- _TASK DESCRIPTION_
Write out all entries word for word.

***** EXCERPTED DATA

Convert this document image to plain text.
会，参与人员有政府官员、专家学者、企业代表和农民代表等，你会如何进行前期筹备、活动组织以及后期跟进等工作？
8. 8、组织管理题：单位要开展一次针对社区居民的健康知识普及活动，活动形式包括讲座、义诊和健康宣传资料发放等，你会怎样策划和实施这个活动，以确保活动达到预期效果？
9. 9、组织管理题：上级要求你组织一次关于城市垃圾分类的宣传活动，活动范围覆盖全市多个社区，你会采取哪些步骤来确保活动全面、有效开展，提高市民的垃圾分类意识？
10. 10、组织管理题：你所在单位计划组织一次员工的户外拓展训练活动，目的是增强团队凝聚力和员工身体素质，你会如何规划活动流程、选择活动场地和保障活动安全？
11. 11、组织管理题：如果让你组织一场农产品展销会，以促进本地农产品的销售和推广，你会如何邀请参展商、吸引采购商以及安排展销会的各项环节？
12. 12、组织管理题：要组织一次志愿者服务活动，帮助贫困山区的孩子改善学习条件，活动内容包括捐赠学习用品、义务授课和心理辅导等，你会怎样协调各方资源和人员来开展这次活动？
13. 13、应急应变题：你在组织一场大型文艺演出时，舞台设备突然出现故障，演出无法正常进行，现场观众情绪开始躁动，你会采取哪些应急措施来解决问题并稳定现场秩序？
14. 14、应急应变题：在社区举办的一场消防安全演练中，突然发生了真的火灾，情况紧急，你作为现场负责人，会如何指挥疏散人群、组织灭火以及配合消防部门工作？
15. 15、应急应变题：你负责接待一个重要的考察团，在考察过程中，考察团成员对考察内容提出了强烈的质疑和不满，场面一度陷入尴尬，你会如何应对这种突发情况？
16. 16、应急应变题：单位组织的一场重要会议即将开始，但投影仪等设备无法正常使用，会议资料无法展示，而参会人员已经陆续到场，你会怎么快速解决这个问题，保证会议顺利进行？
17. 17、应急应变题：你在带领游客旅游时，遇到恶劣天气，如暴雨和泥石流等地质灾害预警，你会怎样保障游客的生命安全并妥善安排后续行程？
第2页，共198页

**********

- _SOLUTION BELOW_
Convert this document image to plain text.
会，参与人员有政府官员、专家学者、企业代表和农民代表等，你会如何进行前期筹备、活动组织以及后期跟进等工作？
8. 8、组织管理题：单位要开展一次针对社区居民的健康知识普及活动，活动形式包括讲座、义诊和健康宣传资料发放等，你会怎样策划和实施这个活动，以确保活动达到预期效果？
9. 9、组织管理题：上级要求你组织一次关于城市垃圾分类的宣传活动，活动范围覆盖全市多个社区，你会采取哪些步骤来确保活动全面、有效开展，提高市民的垃圾分类意识？
10. 10、组织管理题：你所在单位计划组织一次员工的户外拓展训练活动，目的是增强团队凝聚力和员工身体素质，你会如何规划活动流程、选择活动场地和保障活动安全？
11. 11、组织管理题：如果让你组织一场农产品展销会，以促进本地农产品的销售和推广，你会如何邀请参展商、吸引采购商以及安排展销会的各项环节？
12. 12、组织管理题：要组织一次志愿者服务活动，帮助贫困山区的孩子改善学习条件，活动内容包括捐赠学习用品、义务授课和心理辅导等，你会怎样协调各方资源和人员来开展这次活动？
13. 13、应急应变题：你在组织一场大型文艺演出时，舞台设备突然出现故障，演出无法正常进行，现场观众情绪开始躁动，你会采取哪些应急措施来解决问题并稳定现场秩序？
14. 14、应急应变题：在社区举办的一场消防安全演练中，突然发生了真的火灾，情况紧急，你作为现场负责人，会如何指挥疏散人群、组织灭火以及配合消防部门工作？
15. 15、应急应变题：你负责接待一个重要的考察团，在考察过程中，考察团成员对考察内容提出了强烈的质疑和不满，场面一度陷入尴尬，你会如何应对这种突发情况？
16. 16、应急应变题：单位组织的一场重要会议即将开始，但投影仪等设备无法正常使用，会议资料无法展示，而参会人员已经陆续到场，你会怎么快速解决这个问题，保证会议顺利进行？
17. 17、应急应变题：你在带领游客旅游时，遇到恶劣天气，如暴雨和泥石流等地质灾害预警，你会怎样保障游客的生命安全并妥善安排后续行程？
第2页，共198页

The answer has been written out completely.